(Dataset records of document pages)
——

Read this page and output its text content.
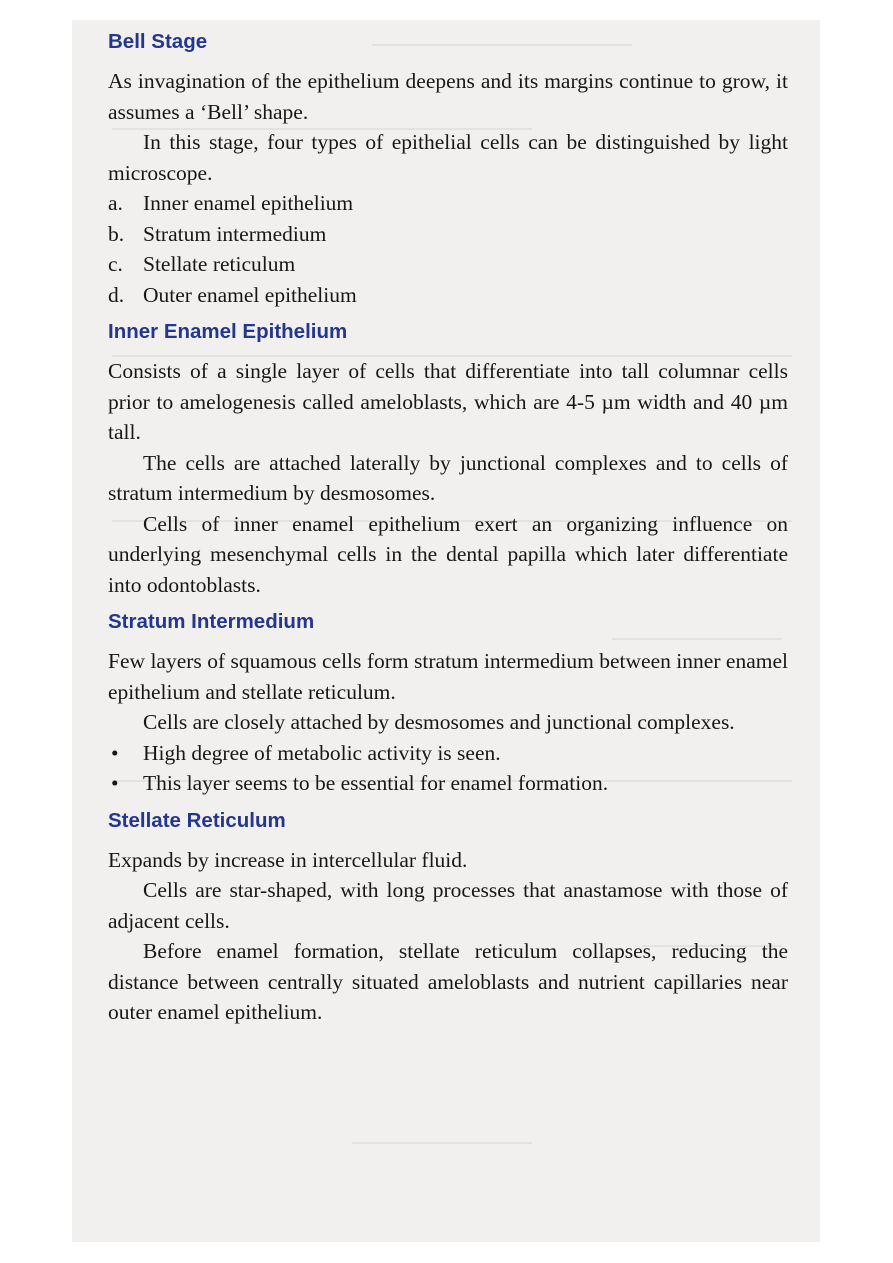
Bell Stage

As invagination of the epithelium deepens and its margins continue to grow, it assumes a ‘Bell’ shape.

In this stage, four types of epithelial cells can be distinguished by light microscope.

a. Inner enamel epithelium
b. Stratum intermedium
c. Stellate reticulum
d. Outer enamel epithelium
Inner Enamel Epithelium

Consists of a single layer of cells that differentiate into tall columnar cells prior to amelogenesis called ameloblasts, which are 4-5 µm width and 40 µm tall.

The cells are attached laterally by junctional complexes and to cells of stratum intermedium by desmosomes.

Cells of inner enamel epithelium exert an organizing influence on underlying mesenchymal cells in the dental papilla which later differentiate into odontoblasts.

Stratum Intermedium

Few layers of squamous cells form stratum intermedium between inner enamel epithelium and stellate reticulum.

Cells are closely attached by desmosomes and junctional complexes.

• High degree of metabolic activity is seen.
• This layer seems to be essential for enamel formation.
Stellate Reticulum

Expands by increase in intercellular fluid.

Cells are star-shaped, with long processes that anastamose with those of adjacent cells.

Before enamel formation, stellate reticulum collapses, reducing the distance between centrally situated ameloblasts and nutrient capillaries near outer enamel epithelium.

——

Goal of the exercise
Copy every line from the entries that contains the word "desmosomes".

Answer to the exercise
The cells are attached laterally by junctional complexes and to cells of stratum intermedium by desmosomes.
Cells are closely attached by desmosomes and junctional complexes.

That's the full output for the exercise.